◆ INFORMATION PROVIDED:

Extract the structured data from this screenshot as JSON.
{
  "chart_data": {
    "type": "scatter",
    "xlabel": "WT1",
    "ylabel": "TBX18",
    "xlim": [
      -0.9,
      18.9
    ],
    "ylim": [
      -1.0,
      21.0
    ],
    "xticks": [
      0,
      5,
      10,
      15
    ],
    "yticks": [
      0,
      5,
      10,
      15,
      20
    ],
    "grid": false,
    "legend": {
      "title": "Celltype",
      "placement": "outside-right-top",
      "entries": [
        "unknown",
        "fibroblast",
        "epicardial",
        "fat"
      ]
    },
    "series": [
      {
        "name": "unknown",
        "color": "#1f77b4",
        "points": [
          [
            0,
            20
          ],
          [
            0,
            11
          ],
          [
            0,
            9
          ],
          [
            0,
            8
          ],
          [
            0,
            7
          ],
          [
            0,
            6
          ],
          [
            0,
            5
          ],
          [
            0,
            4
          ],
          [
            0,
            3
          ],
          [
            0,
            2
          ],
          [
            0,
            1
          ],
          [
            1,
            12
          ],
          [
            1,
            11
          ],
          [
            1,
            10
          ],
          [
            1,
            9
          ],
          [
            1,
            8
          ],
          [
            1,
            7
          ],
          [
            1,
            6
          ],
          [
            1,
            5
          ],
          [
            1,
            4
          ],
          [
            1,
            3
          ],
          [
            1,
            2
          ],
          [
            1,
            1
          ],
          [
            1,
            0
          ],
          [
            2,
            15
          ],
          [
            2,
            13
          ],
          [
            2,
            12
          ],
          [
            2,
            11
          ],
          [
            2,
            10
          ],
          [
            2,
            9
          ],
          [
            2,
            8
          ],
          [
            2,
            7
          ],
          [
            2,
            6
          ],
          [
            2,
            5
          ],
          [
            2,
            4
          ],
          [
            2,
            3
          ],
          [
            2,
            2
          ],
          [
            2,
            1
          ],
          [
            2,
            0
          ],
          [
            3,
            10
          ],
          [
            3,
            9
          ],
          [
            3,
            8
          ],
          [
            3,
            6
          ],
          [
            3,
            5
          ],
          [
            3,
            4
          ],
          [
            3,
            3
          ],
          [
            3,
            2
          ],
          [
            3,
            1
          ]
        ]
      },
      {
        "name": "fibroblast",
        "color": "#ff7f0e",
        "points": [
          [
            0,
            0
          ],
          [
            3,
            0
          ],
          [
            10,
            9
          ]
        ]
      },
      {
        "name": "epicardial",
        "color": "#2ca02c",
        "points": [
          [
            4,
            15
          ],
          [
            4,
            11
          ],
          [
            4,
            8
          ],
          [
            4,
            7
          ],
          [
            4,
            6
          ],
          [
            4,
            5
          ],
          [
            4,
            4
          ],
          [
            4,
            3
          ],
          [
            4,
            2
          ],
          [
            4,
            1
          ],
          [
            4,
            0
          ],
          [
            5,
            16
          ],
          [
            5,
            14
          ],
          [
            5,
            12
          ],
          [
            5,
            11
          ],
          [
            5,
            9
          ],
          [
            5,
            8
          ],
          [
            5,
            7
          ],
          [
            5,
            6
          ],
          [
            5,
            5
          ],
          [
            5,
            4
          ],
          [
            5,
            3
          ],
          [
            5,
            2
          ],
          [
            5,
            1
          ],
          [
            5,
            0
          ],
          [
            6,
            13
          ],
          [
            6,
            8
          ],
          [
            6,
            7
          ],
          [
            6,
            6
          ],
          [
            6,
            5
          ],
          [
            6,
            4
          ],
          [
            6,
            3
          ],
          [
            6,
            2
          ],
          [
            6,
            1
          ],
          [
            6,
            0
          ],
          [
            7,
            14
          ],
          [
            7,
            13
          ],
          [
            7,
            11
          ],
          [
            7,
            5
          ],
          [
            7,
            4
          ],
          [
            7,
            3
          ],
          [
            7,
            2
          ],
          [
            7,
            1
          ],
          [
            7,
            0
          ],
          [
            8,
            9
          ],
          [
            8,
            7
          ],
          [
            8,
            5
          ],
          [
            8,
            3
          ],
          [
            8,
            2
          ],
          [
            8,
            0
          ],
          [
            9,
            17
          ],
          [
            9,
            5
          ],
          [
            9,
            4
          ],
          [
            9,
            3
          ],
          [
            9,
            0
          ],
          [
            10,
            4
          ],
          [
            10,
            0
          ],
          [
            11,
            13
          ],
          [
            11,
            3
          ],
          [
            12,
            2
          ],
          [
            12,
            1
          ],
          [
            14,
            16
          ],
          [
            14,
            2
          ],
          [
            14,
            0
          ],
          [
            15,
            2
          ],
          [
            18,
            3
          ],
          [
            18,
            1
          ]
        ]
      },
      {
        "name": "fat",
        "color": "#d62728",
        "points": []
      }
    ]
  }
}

◆ SHORT EXERCISE: Across the records, how many lines contain "color"? Only the number should be given.

◆ OUTPUT FOR THIS TASK: 4